(Exercise requirements):
Update the listing below so that every occurrence of "table-cell" reads "grid-cell", leaving all other text unchanged.

(Layout coordinate data)
§

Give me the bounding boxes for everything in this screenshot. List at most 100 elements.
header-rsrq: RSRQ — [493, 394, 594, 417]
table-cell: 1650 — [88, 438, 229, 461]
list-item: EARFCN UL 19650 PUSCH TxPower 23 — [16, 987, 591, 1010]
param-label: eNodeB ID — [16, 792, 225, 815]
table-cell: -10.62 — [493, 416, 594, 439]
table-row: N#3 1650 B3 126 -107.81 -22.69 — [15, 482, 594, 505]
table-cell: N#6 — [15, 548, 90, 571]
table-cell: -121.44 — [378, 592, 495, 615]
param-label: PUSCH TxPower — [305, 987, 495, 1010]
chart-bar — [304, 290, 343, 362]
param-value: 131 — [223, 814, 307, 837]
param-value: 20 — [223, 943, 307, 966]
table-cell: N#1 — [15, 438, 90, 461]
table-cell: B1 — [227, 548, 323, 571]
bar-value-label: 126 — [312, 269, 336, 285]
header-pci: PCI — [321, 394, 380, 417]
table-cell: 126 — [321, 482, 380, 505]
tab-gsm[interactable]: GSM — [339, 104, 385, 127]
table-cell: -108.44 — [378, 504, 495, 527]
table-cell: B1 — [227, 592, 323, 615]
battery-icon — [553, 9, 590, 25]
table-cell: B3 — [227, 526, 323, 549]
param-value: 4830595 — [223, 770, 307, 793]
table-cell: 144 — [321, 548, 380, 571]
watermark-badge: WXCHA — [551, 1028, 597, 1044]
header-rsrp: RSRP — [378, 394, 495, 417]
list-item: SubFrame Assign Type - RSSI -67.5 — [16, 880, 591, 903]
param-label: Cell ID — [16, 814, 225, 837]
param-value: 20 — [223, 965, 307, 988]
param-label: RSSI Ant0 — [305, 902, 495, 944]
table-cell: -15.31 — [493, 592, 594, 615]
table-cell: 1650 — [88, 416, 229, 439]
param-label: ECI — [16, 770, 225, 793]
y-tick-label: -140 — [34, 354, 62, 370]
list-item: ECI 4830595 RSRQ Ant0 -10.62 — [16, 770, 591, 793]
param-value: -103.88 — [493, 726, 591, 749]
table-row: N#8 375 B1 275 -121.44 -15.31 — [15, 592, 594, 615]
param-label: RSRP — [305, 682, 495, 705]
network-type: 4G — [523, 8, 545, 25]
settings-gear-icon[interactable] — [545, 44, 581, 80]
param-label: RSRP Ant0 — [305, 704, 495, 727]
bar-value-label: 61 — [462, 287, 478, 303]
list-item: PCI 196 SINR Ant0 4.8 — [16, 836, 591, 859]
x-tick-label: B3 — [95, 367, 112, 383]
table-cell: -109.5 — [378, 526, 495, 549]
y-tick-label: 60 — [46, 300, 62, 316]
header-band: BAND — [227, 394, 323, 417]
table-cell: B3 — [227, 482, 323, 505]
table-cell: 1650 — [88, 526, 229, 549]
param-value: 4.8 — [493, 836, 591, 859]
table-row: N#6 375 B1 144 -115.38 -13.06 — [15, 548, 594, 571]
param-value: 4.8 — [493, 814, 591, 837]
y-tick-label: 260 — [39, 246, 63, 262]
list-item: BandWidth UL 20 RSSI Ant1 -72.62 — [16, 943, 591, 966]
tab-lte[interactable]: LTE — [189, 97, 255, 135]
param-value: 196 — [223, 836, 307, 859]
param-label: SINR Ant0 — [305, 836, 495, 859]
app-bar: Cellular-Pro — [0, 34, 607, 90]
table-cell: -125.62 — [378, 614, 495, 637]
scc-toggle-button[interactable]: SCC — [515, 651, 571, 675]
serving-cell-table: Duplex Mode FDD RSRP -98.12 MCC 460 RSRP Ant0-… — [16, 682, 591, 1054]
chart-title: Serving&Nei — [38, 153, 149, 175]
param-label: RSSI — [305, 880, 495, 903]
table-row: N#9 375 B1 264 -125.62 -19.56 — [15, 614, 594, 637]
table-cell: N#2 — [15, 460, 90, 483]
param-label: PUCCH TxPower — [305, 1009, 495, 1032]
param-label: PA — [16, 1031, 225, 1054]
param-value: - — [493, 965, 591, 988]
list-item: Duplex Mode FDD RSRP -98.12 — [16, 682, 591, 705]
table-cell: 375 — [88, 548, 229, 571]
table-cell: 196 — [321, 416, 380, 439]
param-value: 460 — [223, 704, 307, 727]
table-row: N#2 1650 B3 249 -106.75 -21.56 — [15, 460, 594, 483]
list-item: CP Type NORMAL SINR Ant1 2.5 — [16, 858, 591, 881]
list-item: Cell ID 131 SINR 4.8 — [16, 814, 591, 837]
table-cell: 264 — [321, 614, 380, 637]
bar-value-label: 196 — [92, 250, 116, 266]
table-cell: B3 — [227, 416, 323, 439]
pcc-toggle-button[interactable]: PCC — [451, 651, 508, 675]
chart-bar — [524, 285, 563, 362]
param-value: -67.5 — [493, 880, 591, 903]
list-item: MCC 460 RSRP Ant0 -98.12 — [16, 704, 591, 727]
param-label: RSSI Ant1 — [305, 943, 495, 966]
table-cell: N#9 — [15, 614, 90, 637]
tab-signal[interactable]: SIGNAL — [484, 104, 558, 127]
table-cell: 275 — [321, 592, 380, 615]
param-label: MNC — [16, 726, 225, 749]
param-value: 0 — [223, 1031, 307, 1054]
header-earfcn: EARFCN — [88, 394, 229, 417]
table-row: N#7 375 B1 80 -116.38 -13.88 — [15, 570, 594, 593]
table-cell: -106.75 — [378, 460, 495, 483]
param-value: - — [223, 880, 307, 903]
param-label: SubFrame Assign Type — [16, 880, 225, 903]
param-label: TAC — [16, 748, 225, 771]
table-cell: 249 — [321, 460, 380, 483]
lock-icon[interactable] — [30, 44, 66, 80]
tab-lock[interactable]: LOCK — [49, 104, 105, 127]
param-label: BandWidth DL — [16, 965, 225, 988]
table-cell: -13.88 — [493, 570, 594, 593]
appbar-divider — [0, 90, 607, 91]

§

(Answer for the task):
Give me the bounding boxes for everything in this screenshot. List at most 100 elements.
header-rsrq: RSRQ — [493, 394, 594, 417]
grid-cell: 1650 — [88, 438, 229, 461]
list-item: EARFCN UL 19650 PUSCH TxPower 23 — [16, 987, 591, 1010]
param-label: eNodeB ID — [16, 792, 225, 815]
grid-cell: -10.62 — [493, 416, 594, 439]
table-row: N#3 1650 B3 126 -107.81 -22.69 — [15, 482, 594, 505]
grid-cell: N#6 — [15, 548, 90, 571]
grid-cell: -121.44 — [378, 592, 495, 615]
param-label: PUSCH TxPower — [305, 987, 495, 1010]
chart-bar — [304, 290, 343, 362]
param-value: 131 — [223, 814, 307, 837]
param-value: 20 — [223, 943, 307, 966]
grid-cell: N#1 — [15, 438, 90, 461]
grid-cell: B1 — [227, 548, 323, 571]
bar-value-label: 126 — [312, 269, 336, 285]
header-pci: PCI — [321, 394, 380, 417]
grid-cell: 126 — [321, 482, 380, 505]
tab-gsm[interactable]: GSM — [339, 104, 385, 127]
grid-cell: -108.44 — [378, 504, 495, 527]
grid-cell: B1 — [227, 592, 323, 615]
battery-icon — [553, 9, 590, 25]
grid-cell: B3 — [227, 526, 323, 549]
param-value: 4830595 — [223, 770, 307, 793]
grid-cell: 144 — [321, 548, 380, 571]
watermark-badge: WXCHA — [551, 1028, 597, 1044]
header-rsrp: RSRP — [378, 394, 495, 417]
list-item: SubFrame Assign Type - RSSI -67.5 — [16, 880, 591, 903]
param-label: Cell ID — [16, 814, 225, 837]
param-value: 20 — [223, 965, 307, 988]
param-label: RSSI Ant0 — [305, 902, 495, 944]
grid-cell: -15.31 — [493, 592, 594, 615]
grid-cell: 1650 — [88, 416, 229, 439]
param-label: ECI — [16, 770, 225, 793]
y-tick-label: -140 — [34, 354, 62, 370]
list-item: ECI 4830595 RSRQ Ant0 -10.62 — [16, 770, 591, 793]
param-value: -103.88 — [493, 726, 591, 749]
table-row: N#8 375 B1 275 -121.44 -15.31 — [15, 592, 594, 615]
param-label: RSRP — [305, 682, 495, 705]
network-type: 4G — [523, 8, 545, 25]
settings-gear-icon[interactable] — [545, 44, 581, 80]
param-label: RSRP Ant0 — [305, 704, 495, 727]
bar-value-label: 61 — [462, 287, 478, 303]
list-item: PCI 196 SINR Ant0 4.8 — [16, 836, 591, 859]
x-tick-label: B3 — [95, 367, 112, 383]
grid-cell: -109.5 — [378, 526, 495, 549]
y-tick-label: 60 — [46, 300, 62, 316]
header-band: BAND — [227, 394, 323, 417]
grid-cell: B3 — [227, 482, 323, 505]
grid-cell: 1650 — [88, 526, 229, 549]
param-value: 4.8 — [493, 836, 591, 859]
table-row: N#6 375 B1 144 -115.38 -13.06 — [15, 548, 594, 571]
param-value: 4.8 — [493, 814, 591, 837]
y-tick-label: 260 — [39, 246, 63, 262]
list-item: BandWidth UL 20 RSSI Ant1 -72.62 — [16, 943, 591, 966]
tab-lte[interactable]: LTE — [189, 97, 255, 135]
param-value: 196 — [223, 836, 307, 859]
param-label: SINR Ant0 — [305, 836, 495, 859]
app-bar: Cellular-Pro — [0, 34, 607, 90]
grid-cell: -125.62 — [378, 614, 495, 637]
scc-toggle-button[interactable]: SCC — [515, 651, 571, 675]
serving-cell-table: Duplex Mode FDD RSRP -98.12 MCC 460 RSRP Ant0-… — [16, 682, 591, 1054]
chart-title: Serving&Nei — [38, 153, 149, 175]
param-label: RSSI — [305, 880, 495, 903]
table-row: N#9 375 B1 264 -125.62 -19.56 — [15, 614, 594, 637]
grid-cell: N#2 — [15, 460, 90, 483]
param-label: PUCCH TxPower — [305, 1009, 495, 1032]
param-label: PA — [16, 1031, 225, 1054]
param-value: - — [493, 965, 591, 988]
list-item: Duplex Mode FDD RSRP -98.12 — [16, 682, 591, 705]
grid-cell: 375 — [88, 548, 229, 571]
grid-cell: 196 — [321, 416, 380, 439]
param-value: 460 — [223, 704, 307, 727]
table-row: N#2 1650 B3 249 -106.75 -21.56 — [15, 460, 594, 483]
list-item: CP Type NORMAL SINR Ant1 2.5 — [16, 858, 591, 881]
list-item: Cell ID 131 SINR 4.8 — [16, 814, 591, 837]
grid-cell: 264 — [321, 614, 380, 637]
bar-value-label: 196 — [92, 250, 116, 266]
grid-cell: B3 — [227, 416, 323, 439]
pcc-toggle-button[interactable]: PCC — [451, 651, 508, 675]
chart-bar — [524, 285, 563, 362]
param-value: -67.5 — [493, 880, 591, 903]
list-item: MCC 460 RSRP Ant0 -98.12 — [16, 704, 591, 727]
param-label: RSSI Ant1 — [305, 943, 495, 966]
grid-cell: N#9 — [15, 614, 90, 637]
tab-signal[interactable]: SIGNAL — [484, 104, 558, 127]
grid-cell: 275 — [321, 592, 380, 615]
param-label: MNC — [16, 726, 225, 749]
param-value: 0 — [223, 1031, 307, 1054]
header-earfcn: EARFCN — [88, 394, 229, 417]
table-row: N#7 375 B1 80 -116.38 -13.88 — [15, 570, 594, 593]
grid-cell: -106.75 — [378, 460, 495, 483]
param-value: - — [223, 880, 307, 903]
param-label: SubFrame Assign Type — [16, 880, 225, 903]
param-label: TAC — [16, 748, 225, 771]
grid-cell: 249 — [321, 460, 380, 483]
lock-icon[interactable] — [30, 44, 66, 80]
tab-lock[interactable]: LOCK — [49, 104, 105, 127]
param-label: BandWidth DL — [16, 965, 225, 988]
grid-cell: -13.88 — [493, 570, 594, 593]
appbar-divider — [0, 90, 607, 91]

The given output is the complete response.